== Exercise goal ==
Pick out the lines below that include the string "AMERB".

Dataset items:
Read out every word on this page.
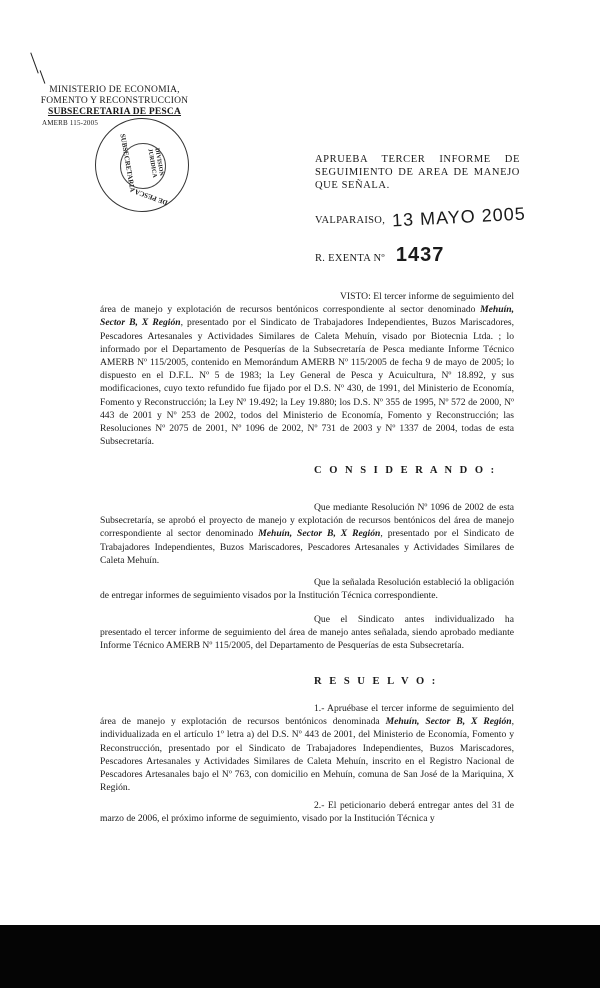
MINISTERIO DE ECONOMIA,
FOMENTO Y RECONSTRUCCION
SUBSECRETARIA DE PESCA
AMERB 115-2005
SUBSECRETARIA
DE PESCA
DIVISION JURIDICA	APRUEBA TERCER INFORME DE SEGUIMIENTO DE AREA DE MANEJO QUE SEÑALA.
VALPARAISO, 13 MAYO 2005
R. EXENTA Nº 1437
VISTO: El tercer informe de seguimiento del área de manejo y explotación de recursos bentónicos correspondiente al sector denominado Mehuín, Sector B, X Región, presentado por el Sindicato de Trabajadores Independientes, Buzos Mariscadores, Pescadores Artesanales y Actividades Similares de Caleta Mehuín, visado por Biotecnia Ltda. ; lo informado por el Departamento de Pesquerías de la Subsecretaría de Pesca mediante Informe Técnico AMERB Nº 115/2005, contenido en Memorándum AMERB Nº 115/2005 de fecha 9 de mayo de 2005; lo dispuesto en el D.F.L. Nº 5 de 1983; la Ley General de Pesca y Acuicultura, Nº 18.892, y sus modificaciones, cuyo texto refundido fue fijado por el D.S. Nº 430, de 1991, del Ministerio de Economía, Fomento y Reconstrucción; la Ley Nº 19.492; la Ley 19.880; los D.S. Nº 355 de 1995, Nº 572 de 2000, Nº 443 de 2001 y Nº 253 de 2002, todos del Ministerio de Economía, Fomento y Reconstrucción; las Resoluciones Nº 2075 de 2001, Nº 1096 de 2002, Nº 731 de 2003 y Nº 1337 de 2004, todas de esta Subsecretaría.
C O N S I D E R A N D O :
Que mediante Resolución Nº 1096 de 2002 de esta Subsecretaría, se aprobó el proyecto de manejo y explotación de recursos bentónicos del área de manejo correspondiente al sector denominado Mehuín, Sector B, X Región, presentado por el Sindicato de Trabajadores Independientes, Buzos Mariscadores, Pescadores Artesanales y Actividades Similares de Caleta Mehuín.
Que la señalada Resolución estableció la obligación de entregar informes de seguimiento visados por la Institución Técnica correspondiente.
Que el Sindicato antes individualizado ha presentado el tercer informe de seguimiento del área de manejo antes señalada, siendo aprobado mediante Informe Técnico AMERB Nº 115/2005, del Departamento de Pesquerías de esta Subsecretaría.
R E S U E L V O :
1.- Apruébase el tercer informe de seguimiento del área de manejo y explotación de recursos bentónicos denominada Mehuín, Sector B, X Región, individualizada en el artículo 1º letra a) del D.S. Nº 443 de 2001, del Ministerio de Economía, Fomento y Reconstrucción, presentado por el Sindicato de Trabajadores Independientes, Buzos Mariscadores, Pescadores Artesanales y Actividades Similares de Caleta Mehuín, inscrito en el Registro Nacional de Pescadores Artesanales bajo el Nº 763, con domicilio en Mehuín, comuna de San José de la Mariquina, X Región.
2.- El peticionario deberá entregar antes del 31 de marzo de 2006, el próximo informe de seguimiento, visado por la Institución Técnica y
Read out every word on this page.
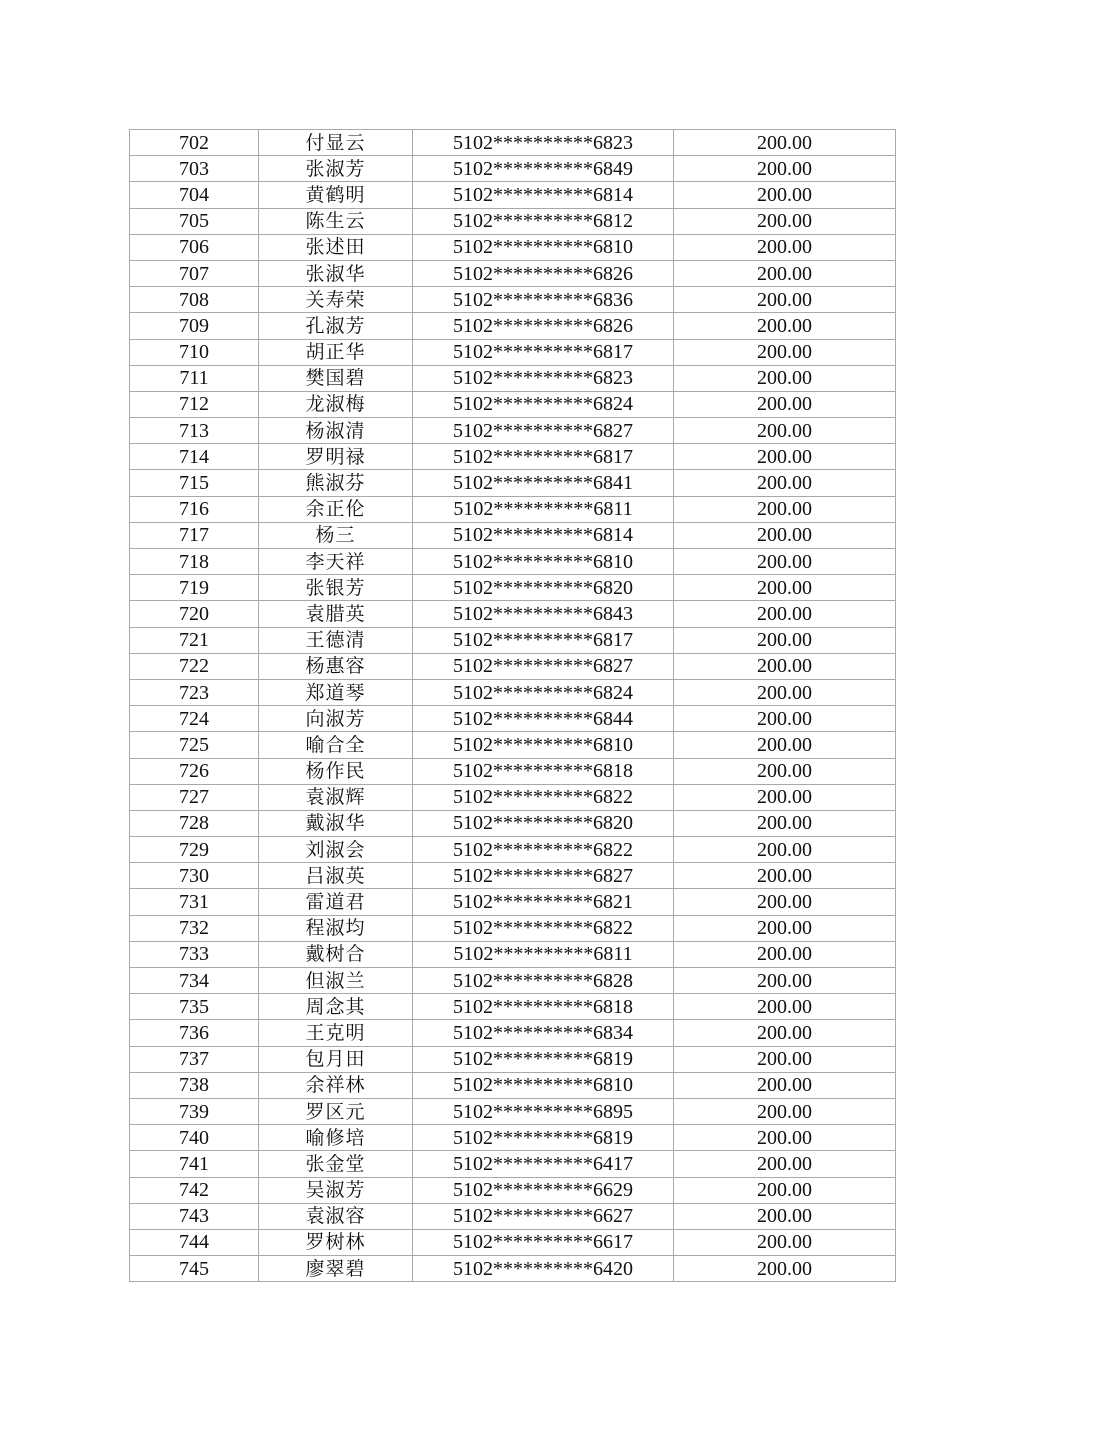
702	付显云	5102**********6823	200.00
703	张淑芳	5102**********6849	200.00
704	黄鹤明	5102**********6814	200.00
705	陈生云	5102**********6812	200.00
706	张述田	5102**********6810	200.00
707	张淑华	5102**********6826	200.00
708	关寿荣	5102**********6836	200.00
709	孔淑芳	5102**********6826	200.00
710	胡正华	5102**********6817	200.00
711	樊国碧	5102**********6823	200.00
712	龙淑梅	5102**********6824	200.00
713	杨淑清	5102**********6827	200.00
714	罗明禄	5102**********6817	200.00
715	熊淑芬	5102**********6841	200.00
716	余正伦	5102**********6811	200.00
717	杨三	5102**********6814	200.00
718	李天祥	5102**********6810	200.00
719	张银芳	5102**********6820	200.00
720	袁腊英	5102**********6843	200.00
721	王德清	5102**********6817	200.00
722	杨惠容	5102**********6827	200.00
723	郑道琴	5102**********6824	200.00
724	向淑芳	5102**********6844	200.00
725	喻合全	5102**********6810	200.00
726	杨作民	5102**********6818	200.00
727	袁淑辉	5102**********6822	200.00
728	戴淑华	5102**********6820	200.00
729	刘淑会	5102**********6822	200.00
730	吕淑英	5102**********6827	200.00
731	雷道君	5102**********6821	200.00
732	程淑均	5102**********6822	200.00
733	戴树合	5102**********6811	200.00
734	但淑兰	5102**********6828	200.00
735	周念其	5102**********6818	200.00
736	王克明	5102**********6834	200.00
737	包月田	5102**********6819	200.00
738	余祥林	5102**********6810	200.00
739	罗区元	5102**********6895	200.00
740	喻修培	5102**********6819	200.00
741	张金堂	5102**********6417	200.00
742	吴淑芳	5102**********6629	200.00
743	袁淑容	5102**********6627	200.00
744	罗树林	5102**********6617	200.00
745	廖翠碧	5102**********6420	200.00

== Task output ==
AMERB 115-2005
VISTO: El tercer informe de seguimiento del área de manejo y explotación de recursos bentónicos correspondiente al sector denominado Mehuín, Sector B, X Región, presentado por el Sindicato de Trabajadores Independientes, Buzos Mariscadores, Pescadores Artesanales y Actividades Similares de Caleta Mehuín, visado por Biotecnia Ltda. ; lo informado por el Departamento de Pesquerías de la Subsecretaría de Pesca mediante Informe Técnico AMERB Nº 115/2005, contenido en Memorándum AMERB Nº 115/2005 de fecha 9 de mayo de 2005; lo dispuesto en el D.F.L. Nº 5 de 1983; la Ley General de Pesca y Acuicultura, Nº 18.892, y sus modificaciones, cuyo texto refundido fue fijado por el D.S. Nº 430, de 1991, del Ministerio de Economía, Fomento y Reconstrucción; la Ley Nº 19.492; la Ley 19.880; los D.S. Nº 355 de 1995, Nº 572 de 2000, Nº 443 de 2001 y Nº 253 de 2002, todos del Ministerio de Economía, Fomento y Reconstrucción; las Resoluciones Nº 2075 de 2001, Nº 1096 de 2002, Nº 731 de 2003 y Nº 1337 de 2004, todas de esta Subsecretaría.
Que el Sindicato antes individualizado ha presentado el tercer informe de seguimiento del área de manejo antes señalada, siendo aprobado mediante Informe Técnico AMERB Nº 115/2005, del Departamento de Pesquerías de esta Subsecretaría.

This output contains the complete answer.